**EXERCISE INPUTS**
= = =
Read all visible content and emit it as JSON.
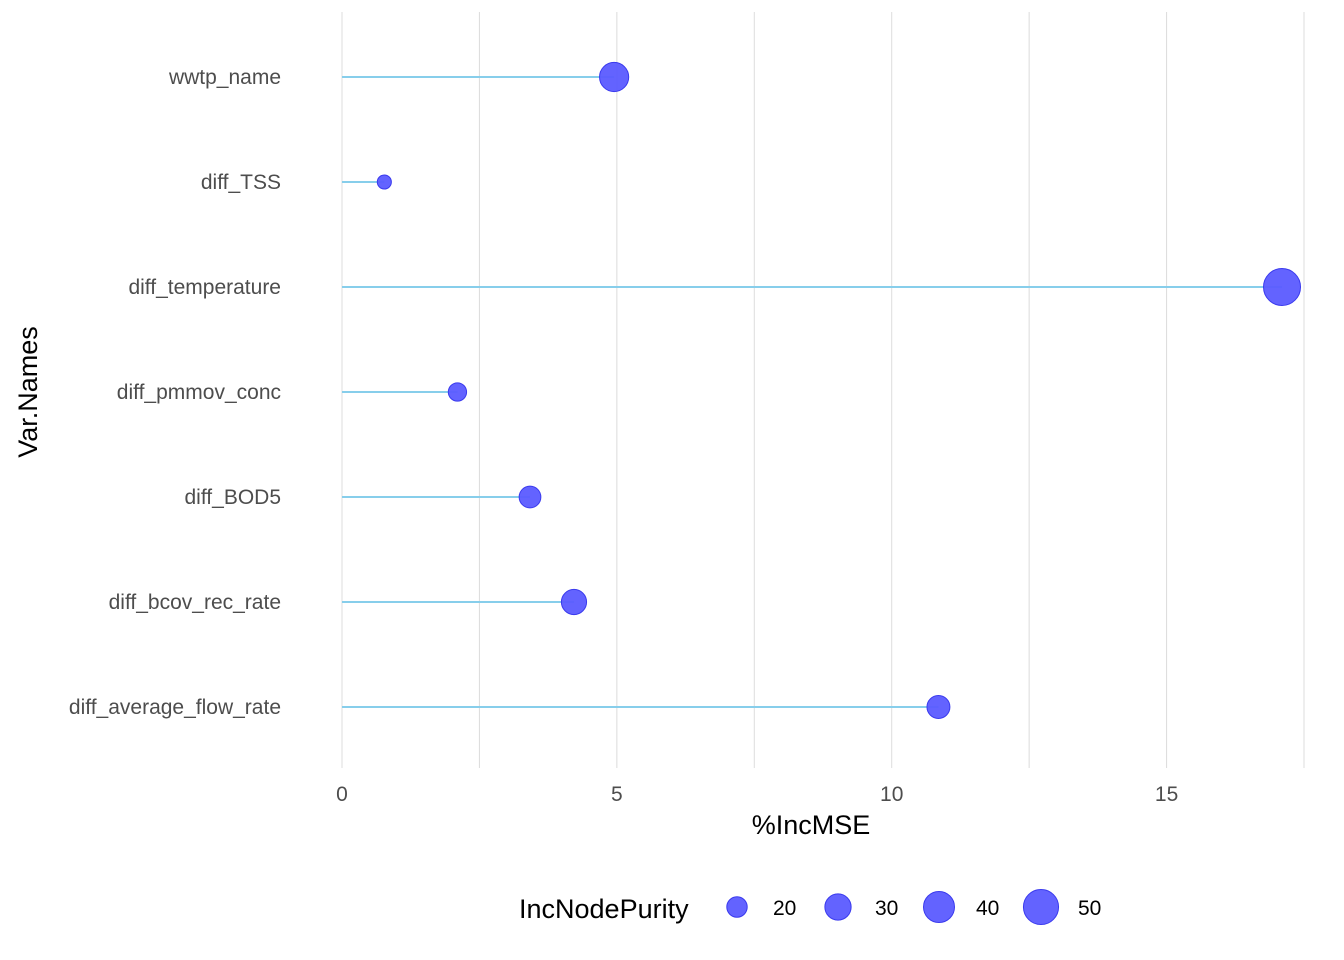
{
  "chart_data": {
    "type": "lollipop",
    "title": "",
    "xlabel": "%IncMSE",
    "ylabel": "Var.Names",
    "xlim": [
      0,
      17.5
    ],
    "x_ticks": [
      0,
      5,
      10,
      15
    ],
    "x_tick_labels": [
      "0",
      "5",
      "10",
      "15"
    ],
    "grid": "vertical",
    "categories": [
      "wwtp_name",
      "diff_TSS",
      "diff_temperature",
      "diff_pmmov_conc",
      "diff_BOD5",
      "diff_bcov_rec_rate",
      "diff_average_flow_rate"
    ],
    "values": [
      4.95,
      0.77,
      17.1,
      2.1,
      3.42,
      4.22,
      10.85
    ],
    "size_values": [
      36,
      12,
      55,
      17,
      22,
      28,
      24
    ],
    "size_variable": "IncNodePurity",
    "legend": {
      "title": "IncNodePurity",
      "position": "bottom",
      "breaks": [
        20,
        30,
        40,
        50
      ],
      "labels": [
        "20",
        "30",
        "40",
        "50"
      ]
    }
  },
  "colors": {
    "segment": "#87ceeb",
    "point": "#5b5bff",
    "point_stroke": "#3a3aee",
    "grid": "#dcdcdc",
    "tick_text": "#4d4d4d",
    "title_text": "#000000"
  }
}
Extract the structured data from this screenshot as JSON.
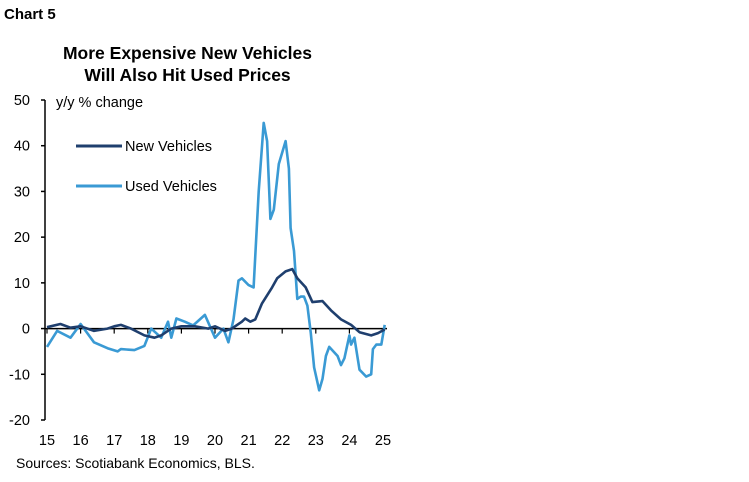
= = =
**WHAT NEEDS TO BE DONE**
Will you restate every entry word for word and omit the images?

**ANSWER TO THE PROBLEM**
Read all visible content and emit it as JSON.
{
  "chart_data": {
    "type": "lollipop",
    "title": "",
    "xlabel": "%IncMSE",
    "ylabel": "Var.Names",
    "xlim": [
      0,
      17.5
    ],
    "x_ticks": [
      0,
      5,
      10,
      15
    ],
    "x_tick_labels": [
      "0",
      "5",
      "10",
      "15"
    ],
    "grid": "vertical",
    "categories": [
      "wwtp_name",
      "diff_TSS",
      "diff_temperature",
      "diff_pmmov_conc",
      "diff_BOD5",
      "diff_bcov_rec_rate",
      "diff_average_flow_rate"
    ],
    "values": [
      4.95,
      0.77,
      17.1,
      2.1,
      3.42,
      4.22,
      10.85
    ],
    "size_values": [
      36,
      12,
      55,
      17,
      22,
      28,
      24
    ],
    "size_variable": "IncNodePurity",
    "legend": {
      "title": "IncNodePurity",
      "position": "bottom",
      "breaks": [
        20,
        30,
        40,
        50
      ],
      "labels": [
        "20",
        "30",
        "40",
        "50"
      ]
    }
  },
  "colors": {
    "segment": "#87ceeb",
    "point": "#5b5bff",
    "point_stroke": "#3a3aee",
    "grid": "#dcdcdc",
    "tick_text": "#4d4d4d",
    "title_text": "#000000"
  }
}
Extract the structured data from this screenshot as JSON.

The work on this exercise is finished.